* Dataset records *
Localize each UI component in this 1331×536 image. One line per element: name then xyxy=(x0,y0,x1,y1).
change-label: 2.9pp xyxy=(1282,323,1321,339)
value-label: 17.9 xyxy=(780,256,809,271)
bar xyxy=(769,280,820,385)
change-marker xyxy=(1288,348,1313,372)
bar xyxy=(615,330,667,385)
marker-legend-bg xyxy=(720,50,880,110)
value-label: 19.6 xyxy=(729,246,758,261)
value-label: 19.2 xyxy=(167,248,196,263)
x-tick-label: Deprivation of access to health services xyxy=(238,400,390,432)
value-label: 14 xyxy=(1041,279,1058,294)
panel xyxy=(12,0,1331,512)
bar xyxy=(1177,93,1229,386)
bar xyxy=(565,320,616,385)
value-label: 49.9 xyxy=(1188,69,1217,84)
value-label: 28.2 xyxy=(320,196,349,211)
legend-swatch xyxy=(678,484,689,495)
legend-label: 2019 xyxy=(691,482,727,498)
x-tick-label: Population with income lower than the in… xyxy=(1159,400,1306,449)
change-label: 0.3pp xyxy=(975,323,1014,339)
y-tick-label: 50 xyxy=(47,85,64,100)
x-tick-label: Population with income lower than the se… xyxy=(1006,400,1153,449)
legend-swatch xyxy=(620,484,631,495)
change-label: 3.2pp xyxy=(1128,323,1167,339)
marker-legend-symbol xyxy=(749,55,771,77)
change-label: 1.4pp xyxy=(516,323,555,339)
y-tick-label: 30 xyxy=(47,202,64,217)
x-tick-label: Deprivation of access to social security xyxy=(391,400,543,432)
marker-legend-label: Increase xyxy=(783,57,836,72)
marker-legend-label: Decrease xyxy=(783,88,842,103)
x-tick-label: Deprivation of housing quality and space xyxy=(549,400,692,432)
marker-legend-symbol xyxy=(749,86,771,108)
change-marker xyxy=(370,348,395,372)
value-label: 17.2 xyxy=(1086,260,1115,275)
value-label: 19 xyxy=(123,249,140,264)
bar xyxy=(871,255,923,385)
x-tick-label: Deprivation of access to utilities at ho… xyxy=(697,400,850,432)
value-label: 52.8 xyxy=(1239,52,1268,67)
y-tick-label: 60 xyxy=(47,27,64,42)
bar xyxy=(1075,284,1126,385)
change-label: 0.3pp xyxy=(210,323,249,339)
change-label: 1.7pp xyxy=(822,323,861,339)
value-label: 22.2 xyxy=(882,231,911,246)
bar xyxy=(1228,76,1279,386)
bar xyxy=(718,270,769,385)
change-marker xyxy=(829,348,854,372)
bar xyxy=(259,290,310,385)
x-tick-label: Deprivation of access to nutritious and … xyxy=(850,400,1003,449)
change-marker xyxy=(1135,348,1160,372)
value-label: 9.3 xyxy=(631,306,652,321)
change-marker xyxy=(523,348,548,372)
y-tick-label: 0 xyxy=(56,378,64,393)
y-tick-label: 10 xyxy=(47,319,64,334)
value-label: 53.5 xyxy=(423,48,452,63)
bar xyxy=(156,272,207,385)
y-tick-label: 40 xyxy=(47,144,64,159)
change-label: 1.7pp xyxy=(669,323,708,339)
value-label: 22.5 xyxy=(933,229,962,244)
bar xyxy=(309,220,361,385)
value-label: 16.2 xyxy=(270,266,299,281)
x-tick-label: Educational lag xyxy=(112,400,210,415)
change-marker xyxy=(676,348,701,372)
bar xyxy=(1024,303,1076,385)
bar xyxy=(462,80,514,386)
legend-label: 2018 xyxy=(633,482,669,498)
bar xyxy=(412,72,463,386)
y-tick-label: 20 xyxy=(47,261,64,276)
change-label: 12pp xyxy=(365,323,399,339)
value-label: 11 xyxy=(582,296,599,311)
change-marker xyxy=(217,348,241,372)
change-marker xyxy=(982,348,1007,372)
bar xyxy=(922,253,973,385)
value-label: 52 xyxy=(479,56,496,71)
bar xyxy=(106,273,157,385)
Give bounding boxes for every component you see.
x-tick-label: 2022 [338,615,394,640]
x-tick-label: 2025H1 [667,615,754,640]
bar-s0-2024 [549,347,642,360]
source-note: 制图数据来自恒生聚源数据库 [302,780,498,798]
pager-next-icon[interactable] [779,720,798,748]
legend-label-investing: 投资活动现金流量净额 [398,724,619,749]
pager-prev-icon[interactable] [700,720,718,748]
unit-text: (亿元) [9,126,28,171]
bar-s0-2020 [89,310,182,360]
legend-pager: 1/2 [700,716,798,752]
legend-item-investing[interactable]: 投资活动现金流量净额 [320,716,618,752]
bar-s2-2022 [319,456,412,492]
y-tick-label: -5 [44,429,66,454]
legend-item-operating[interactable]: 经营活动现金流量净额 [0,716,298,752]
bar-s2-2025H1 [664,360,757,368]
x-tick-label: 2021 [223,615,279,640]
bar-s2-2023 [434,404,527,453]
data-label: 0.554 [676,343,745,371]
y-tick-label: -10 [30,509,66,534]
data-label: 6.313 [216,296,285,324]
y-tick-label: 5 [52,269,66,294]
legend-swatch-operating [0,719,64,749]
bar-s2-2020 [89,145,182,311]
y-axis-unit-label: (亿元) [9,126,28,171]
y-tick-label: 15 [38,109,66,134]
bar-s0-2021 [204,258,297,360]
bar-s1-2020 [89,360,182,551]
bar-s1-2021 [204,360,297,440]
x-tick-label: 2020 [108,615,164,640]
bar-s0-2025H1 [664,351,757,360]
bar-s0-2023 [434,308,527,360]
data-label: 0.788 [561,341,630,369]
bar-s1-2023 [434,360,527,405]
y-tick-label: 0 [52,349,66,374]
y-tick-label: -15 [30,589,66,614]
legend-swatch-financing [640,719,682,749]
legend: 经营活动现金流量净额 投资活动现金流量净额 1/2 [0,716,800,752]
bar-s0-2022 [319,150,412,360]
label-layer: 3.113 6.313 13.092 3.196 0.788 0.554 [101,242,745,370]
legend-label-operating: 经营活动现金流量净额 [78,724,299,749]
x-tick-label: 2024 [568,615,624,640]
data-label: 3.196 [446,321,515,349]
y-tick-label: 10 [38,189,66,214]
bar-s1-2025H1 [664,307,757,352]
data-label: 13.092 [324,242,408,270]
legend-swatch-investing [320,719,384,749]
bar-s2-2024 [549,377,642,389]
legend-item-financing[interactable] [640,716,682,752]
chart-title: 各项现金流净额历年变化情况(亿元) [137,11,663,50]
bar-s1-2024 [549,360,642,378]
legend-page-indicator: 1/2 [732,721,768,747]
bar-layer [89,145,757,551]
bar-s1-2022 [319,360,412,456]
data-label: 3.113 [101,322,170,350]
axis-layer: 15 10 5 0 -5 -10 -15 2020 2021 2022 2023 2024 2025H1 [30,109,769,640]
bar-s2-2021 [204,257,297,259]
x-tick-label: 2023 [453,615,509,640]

* The request *
Reproduce the whole listing above line for line, without changing a single character.

* Complete output *
Localize each UI component in this 1331×536 image. One line per element: name then xyxy=(x0,y0,x1,y1).
change-label: 2.9pp xyxy=(1282,323,1321,339)
value-label: 17.9 xyxy=(780,256,809,271)
bar xyxy=(769,280,820,385)
change-marker xyxy=(1288,348,1313,372)
bar xyxy=(615,330,667,385)
marker-legend-bg xyxy=(720,50,880,110)
value-label: 19.6 xyxy=(729,246,758,261)
value-label: 19.2 xyxy=(167,248,196,263)
x-tick-label: Deprivation of access to health services xyxy=(238,400,390,432)
value-label: 14 xyxy=(1041,279,1058,294)
panel xyxy=(12,0,1331,512)
bar xyxy=(1177,93,1229,386)
bar xyxy=(565,320,616,385)
value-label: 49.9 xyxy=(1188,69,1217,84)
value-label: 28.2 xyxy=(320,196,349,211)
legend-swatch xyxy=(678,484,689,495)
legend-label: 2019 xyxy=(691,482,727,498)
x-tick-label: Population with income lower than the in… xyxy=(1159,400,1306,449)
change-label: 0.3pp xyxy=(975,323,1014,339)
y-tick-label: 50 xyxy=(47,85,64,100)
x-tick-label: Population with income lower than the se… xyxy=(1006,400,1153,449)
legend-swatch xyxy=(620,484,631,495)
change-label: 3.2pp xyxy=(1128,323,1167,339)
marker-legend-symbol xyxy=(749,55,771,77)
change-label: 1.4pp xyxy=(516,323,555,339)
y-tick-label: 30 xyxy=(47,202,64,217)
x-tick-label: Deprivation of access to social security xyxy=(391,400,543,432)
marker-legend-label: Increase xyxy=(783,57,836,72)
marker-legend-label: Decrease xyxy=(783,88,842,103)
x-tick-label: Deprivation of housing quality and space xyxy=(549,400,692,432)
marker-legend-symbol xyxy=(749,86,771,108)
change-marker xyxy=(370,348,395,372)
value-label: 17.2 xyxy=(1086,260,1115,275)
value-label: 19 xyxy=(123,249,140,264)
bar xyxy=(871,255,923,385)
x-tick-label: Deprivation of access to utilities at ho… xyxy=(697,400,850,432)
value-label: 52.8 xyxy=(1239,52,1268,67)
y-tick-label: 60 xyxy=(47,27,64,42)
bar xyxy=(1075,284,1126,385)
change-label: 0.3pp xyxy=(210,323,249,339)
change-label: 1.7pp xyxy=(822,323,861,339)
value-label: 22.2 xyxy=(882,231,911,246)
bar xyxy=(1228,76,1279,386)
bar xyxy=(718,270,769,385)
change-marker xyxy=(829,348,854,372)
bar xyxy=(259,290,310,385)
x-tick-label: Deprivation of access to nutritious and … xyxy=(850,400,1003,449)
change-marker xyxy=(1135,348,1160,372)
value-label: 9.3 xyxy=(631,306,652,321)
change-marker xyxy=(523,348,548,372)
y-tick-label: 0 xyxy=(56,378,64,393)
y-tick-label: 10 xyxy=(47,319,64,334)
value-label: 53.5 xyxy=(423,48,452,63)
bar xyxy=(156,272,207,385)
y-tick-label: 40 xyxy=(47,144,64,159)
change-label: 1.7pp xyxy=(669,323,708,339)
value-label: 22.5 xyxy=(933,229,962,244)
bar xyxy=(309,220,361,385)
value-label: 16.2 xyxy=(270,266,299,281)
x-tick-label: Educational lag xyxy=(112,400,210,415)
change-marker xyxy=(676,348,701,372)
bar xyxy=(1024,303,1076,385)
bar xyxy=(462,80,514,386)
legend-label: 2018 xyxy=(633,482,669,498)
bar xyxy=(412,72,463,386)
y-tick-label: 20 xyxy=(47,261,64,276)
change-label: 12pp xyxy=(365,323,399,339)
value-label: 11 xyxy=(582,296,599,311)
change-marker xyxy=(217,348,241,372)
change-marker xyxy=(982,348,1007,372)
bar xyxy=(922,253,973,385)
value-label: 52 xyxy=(479,56,496,71)
bar xyxy=(106,273,157,385)
Give bounding boxes for every component you see.
x-tick-label: 2022 [338,615,394,640]
x-tick-label: 2025H1 [667,615,754,640]
bar-s0-2024 [549,347,642,360]
source-note: 制图数据来自恒生聚源数据库 [302,780,498,798]
pager-next-icon[interactable] [779,720,798,748]
legend-label-investing: 投资活动现金流量净额 [398,724,619,749]
pager-prev-icon[interactable] [700,720,718,748]
unit-text: (亿元) [9,126,28,171]
bar-s0-2020 [89,310,182,360]
legend-pager: 1/2 [700,716,798,752]
legend-item-investing[interactable]: 投资活动现金流量净额 [320,716,618,752]
bar-s2-2022 [319,456,412,492]
y-tick-label: -5 [44,429,66,454]
legend-item-operating[interactable]: 经营活动现金流量净额 [0,716,298,752]
bar-s2-2025H1 [664,360,757,368]
x-tick-label: 2021 [223,615,279,640]
bar-s2-2023 [434,404,527,453]
data-label: 0.554 [676,343,745,371]
y-tick-label: -10 [30,509,66,534]
data-label: 6.313 [216,296,285,324]
y-tick-label: 5 [52,269,66,294]
legend-swatch-operating [0,719,64,749]
bar-s2-2020 [89,145,182,311]
y-axis-unit-label: (亿元) [9,126,28,171]
y-tick-label: 15 [38,109,66,134]
bar-s0-2021 [204,258,297,360]
bar-s1-2020 [89,360,182,551]
bar-s1-2021 [204,360,297,440]
x-tick-label: 2020 [108,615,164,640]
bar-s0-2025H1 [664,351,757,360]
bar-s0-2023 [434,308,527,360]
data-label: 0.788 [561,341,630,369]
bar-s1-2023 [434,360,527,405]
y-tick-label: 0 [52,349,66,374]
y-tick-label: -15 [30,589,66,614]
legend-swatch-financing [640,719,682,749]
legend: 经营活动现金流量净额 投资活动现金流量净额 1/2 [0,716,800,752]
bar-s0-2022 [319,150,412,360]
label-layer: 3.113 6.313 13.092 3.196 0.788 0.554 [101,242,745,370]
legend-label-operating: 经营活动现金流量净额 [78,724,299,749]
x-tick-label: 2024 [568,615,624,640]
data-label: 3.196 [446,321,515,349]
y-tick-label: 10 [38,189,66,214]
bar-s1-2025H1 [664,307,757,352]
data-label: 13.092 [324,242,408,270]
legend-swatch-investing [320,719,384,749]
bar-s2-2024 [549,377,642,389]
legend-item-financing[interactable] [640,716,682,752]
chart-title: 各项现金流净额历年变化情况(亿元) [137,11,663,50]
bar-s1-2024 [549,360,642,378]
legend-page-indicator: 1/2 [732,721,768,747]
bar-layer [89,145,757,551]
bar-s1-2022 [319,360,412,456]
data-label: 3.113 [101,322,170,350]
axis-layer: 15 10 5 0 -5 -10 -15 2020 2021 2022 2023 2024 2025H1 [30,109,769,640]
bar-s2-2021 [204,257,297,259]
x-tick-label: 2023 [453,615,509,640]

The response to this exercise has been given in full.